• **SET EXERCISE**
Say how many lines contain the string "right". Give no other output.

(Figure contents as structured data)
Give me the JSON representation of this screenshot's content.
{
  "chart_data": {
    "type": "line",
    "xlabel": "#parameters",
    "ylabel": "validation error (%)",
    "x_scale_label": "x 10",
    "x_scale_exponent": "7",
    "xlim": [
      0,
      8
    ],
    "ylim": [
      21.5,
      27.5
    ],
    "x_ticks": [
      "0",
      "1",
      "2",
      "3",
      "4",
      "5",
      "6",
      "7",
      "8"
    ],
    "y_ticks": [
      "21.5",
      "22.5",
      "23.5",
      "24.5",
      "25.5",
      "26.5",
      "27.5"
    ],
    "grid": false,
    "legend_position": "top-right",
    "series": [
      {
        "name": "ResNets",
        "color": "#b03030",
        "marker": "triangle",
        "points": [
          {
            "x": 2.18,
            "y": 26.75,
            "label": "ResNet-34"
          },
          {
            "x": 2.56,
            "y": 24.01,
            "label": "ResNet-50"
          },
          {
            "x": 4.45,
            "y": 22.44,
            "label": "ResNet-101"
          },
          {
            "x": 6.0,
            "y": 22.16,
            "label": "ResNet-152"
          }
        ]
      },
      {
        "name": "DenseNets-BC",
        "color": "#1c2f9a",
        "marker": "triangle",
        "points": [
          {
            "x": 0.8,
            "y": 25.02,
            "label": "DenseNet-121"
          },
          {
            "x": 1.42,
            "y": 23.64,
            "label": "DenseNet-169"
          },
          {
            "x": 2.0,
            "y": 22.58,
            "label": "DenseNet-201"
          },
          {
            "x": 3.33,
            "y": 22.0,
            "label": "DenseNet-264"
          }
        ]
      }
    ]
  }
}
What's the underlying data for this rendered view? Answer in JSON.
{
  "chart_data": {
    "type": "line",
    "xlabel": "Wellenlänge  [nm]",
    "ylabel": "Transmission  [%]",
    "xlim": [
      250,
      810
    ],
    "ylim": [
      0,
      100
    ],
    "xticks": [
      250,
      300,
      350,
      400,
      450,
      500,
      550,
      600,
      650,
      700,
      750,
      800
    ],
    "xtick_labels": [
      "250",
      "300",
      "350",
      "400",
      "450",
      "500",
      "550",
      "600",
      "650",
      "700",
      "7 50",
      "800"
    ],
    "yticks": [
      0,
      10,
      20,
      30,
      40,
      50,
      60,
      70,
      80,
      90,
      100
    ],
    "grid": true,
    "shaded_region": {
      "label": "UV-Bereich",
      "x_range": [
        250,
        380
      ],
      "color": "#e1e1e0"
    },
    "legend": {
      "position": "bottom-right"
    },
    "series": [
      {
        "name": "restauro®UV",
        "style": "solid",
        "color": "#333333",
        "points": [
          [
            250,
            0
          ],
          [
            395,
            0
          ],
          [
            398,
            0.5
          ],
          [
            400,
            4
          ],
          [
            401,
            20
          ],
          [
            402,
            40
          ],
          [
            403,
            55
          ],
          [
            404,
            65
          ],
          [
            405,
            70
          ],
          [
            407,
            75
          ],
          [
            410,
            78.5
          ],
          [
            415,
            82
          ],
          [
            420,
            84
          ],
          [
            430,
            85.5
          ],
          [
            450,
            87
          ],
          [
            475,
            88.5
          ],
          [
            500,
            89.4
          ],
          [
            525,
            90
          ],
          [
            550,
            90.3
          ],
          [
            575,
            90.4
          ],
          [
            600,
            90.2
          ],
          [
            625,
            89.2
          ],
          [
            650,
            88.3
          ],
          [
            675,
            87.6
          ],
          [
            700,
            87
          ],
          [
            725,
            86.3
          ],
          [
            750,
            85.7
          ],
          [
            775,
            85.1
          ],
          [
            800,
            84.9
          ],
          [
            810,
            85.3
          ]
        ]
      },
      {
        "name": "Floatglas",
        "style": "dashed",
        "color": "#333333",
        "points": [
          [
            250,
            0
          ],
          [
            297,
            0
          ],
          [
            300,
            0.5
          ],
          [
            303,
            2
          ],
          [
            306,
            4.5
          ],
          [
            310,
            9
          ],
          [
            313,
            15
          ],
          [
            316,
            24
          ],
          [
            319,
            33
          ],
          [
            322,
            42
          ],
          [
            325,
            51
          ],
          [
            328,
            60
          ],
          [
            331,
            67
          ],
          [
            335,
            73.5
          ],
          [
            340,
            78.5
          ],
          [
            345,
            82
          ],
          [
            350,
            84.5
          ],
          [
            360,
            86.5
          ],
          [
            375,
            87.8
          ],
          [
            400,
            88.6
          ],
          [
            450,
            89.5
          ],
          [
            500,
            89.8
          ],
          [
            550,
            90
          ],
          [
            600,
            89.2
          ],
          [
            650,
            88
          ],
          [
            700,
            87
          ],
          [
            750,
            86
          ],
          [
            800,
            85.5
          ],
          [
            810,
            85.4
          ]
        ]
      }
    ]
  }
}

• **SOLVED PROBLEM**
2